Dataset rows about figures
+===+

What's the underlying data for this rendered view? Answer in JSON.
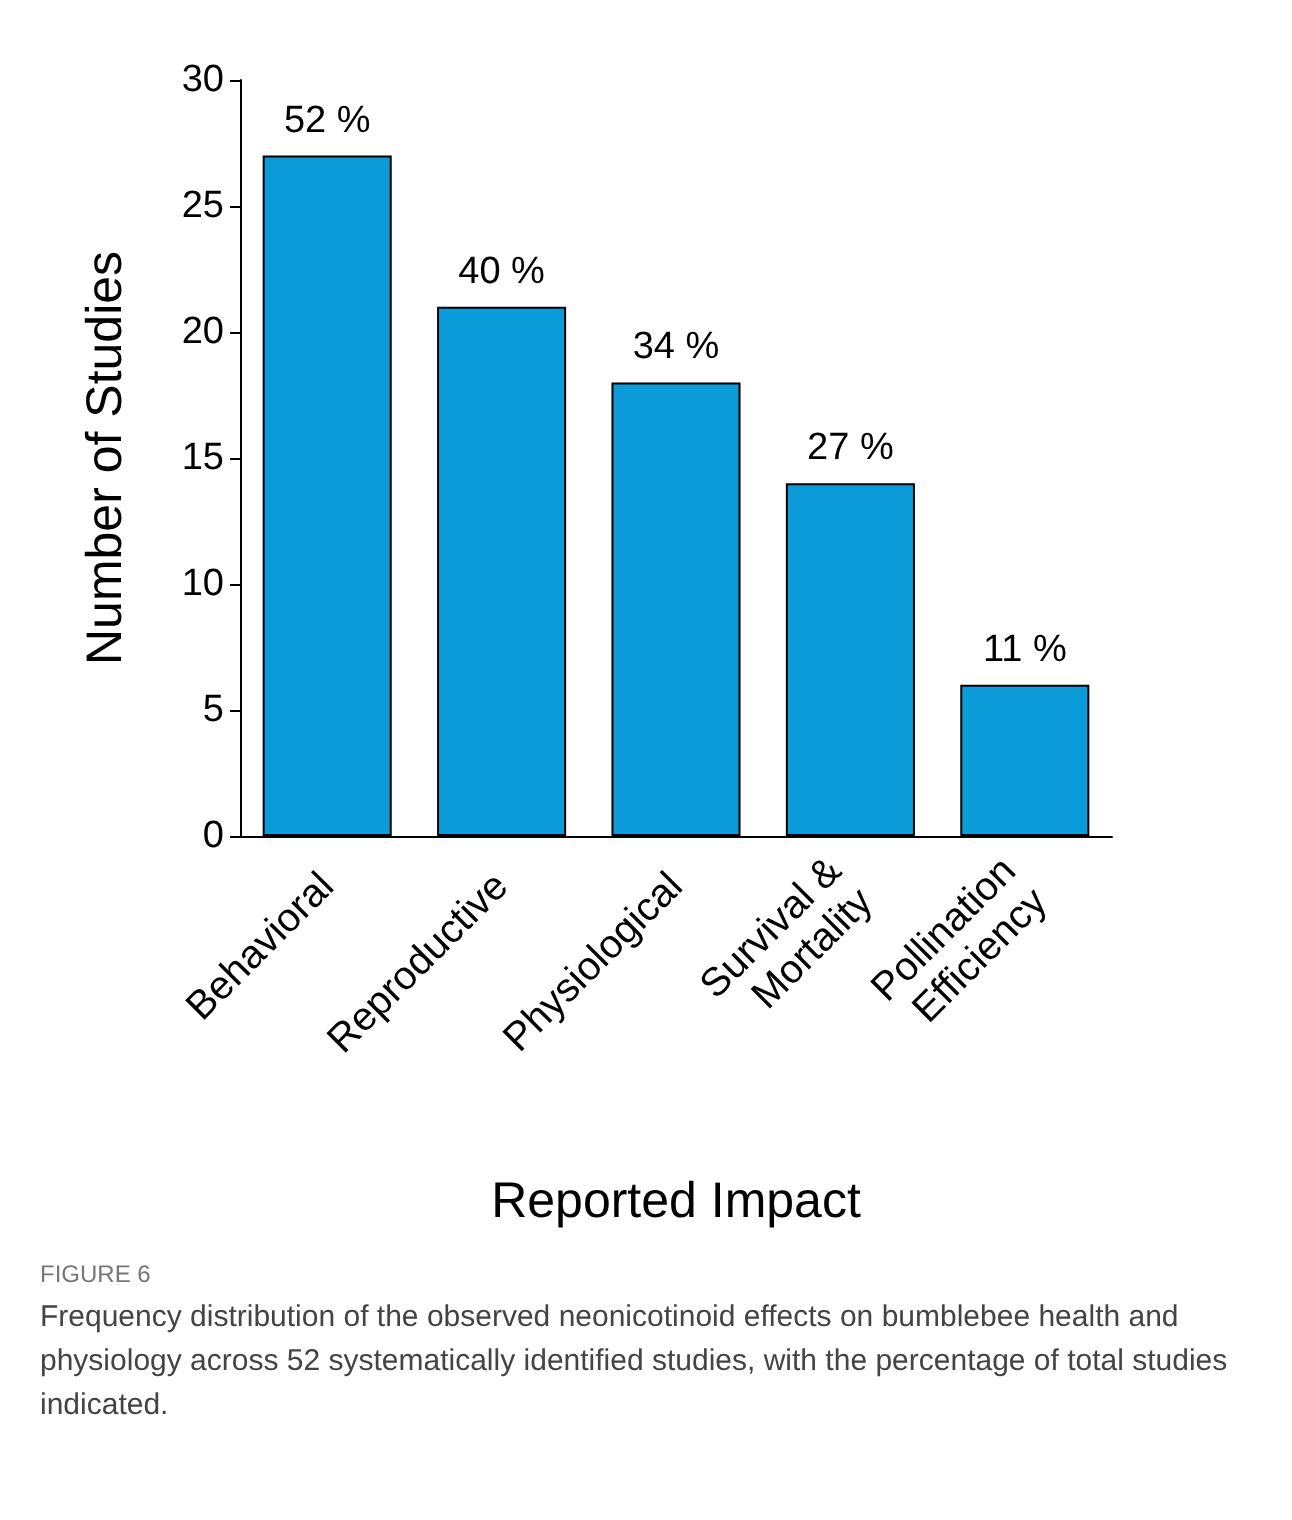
{
  "chart_data": {
    "type": "bar",
    "categories": [
      "Behavioral",
      "Reproductive",
      "Physiological",
      "Survival &\nMortality",
      "Pollination\nEfficiency"
    ],
    "values": [
      27,
      21,
      18,
      14,
      6
    ],
    "color": "#0c9bd9",
    "xlabel": "Reported Impact",
    "ylabel": "Number of Studies",
    "ylim": [
      0,
      30
    ],
    "yticks": [
      0,
      5,
      10,
      15,
      20,
      25,
      30
    ],
    "grid": false,
    "annotations": [
      {
        "text": "52 %",
        "x": "Behavioral",
        "y": 27
      },
      {
        "text": "40 %",
        "x": "Reproductive",
        "y": 21
      },
      {
        "text": "34 %",
        "x": "Physiological",
        "y": 18
      },
      {
        "text": "27 %",
        "x": "Survival &\nMortality",
        "y": 14
      },
      {
        "text": "11 %",
        "x": "Pollination\nEfficiency",
        "y": 6
      },
      "FIGURE 6",
      "Frequency distribution of the observed neonicotinoid effects on bumblebee health and physiology across 52 systematically identified studies, with the percentage of total studies indicated."
    ]
  }
}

+===+

REQUEST →
Pull out every line holding "Survival" from the records above, and copy it.

RESULT OF THIS TASK →
      "Survival &\nMortality",
        "x": "Survival &\nMortality",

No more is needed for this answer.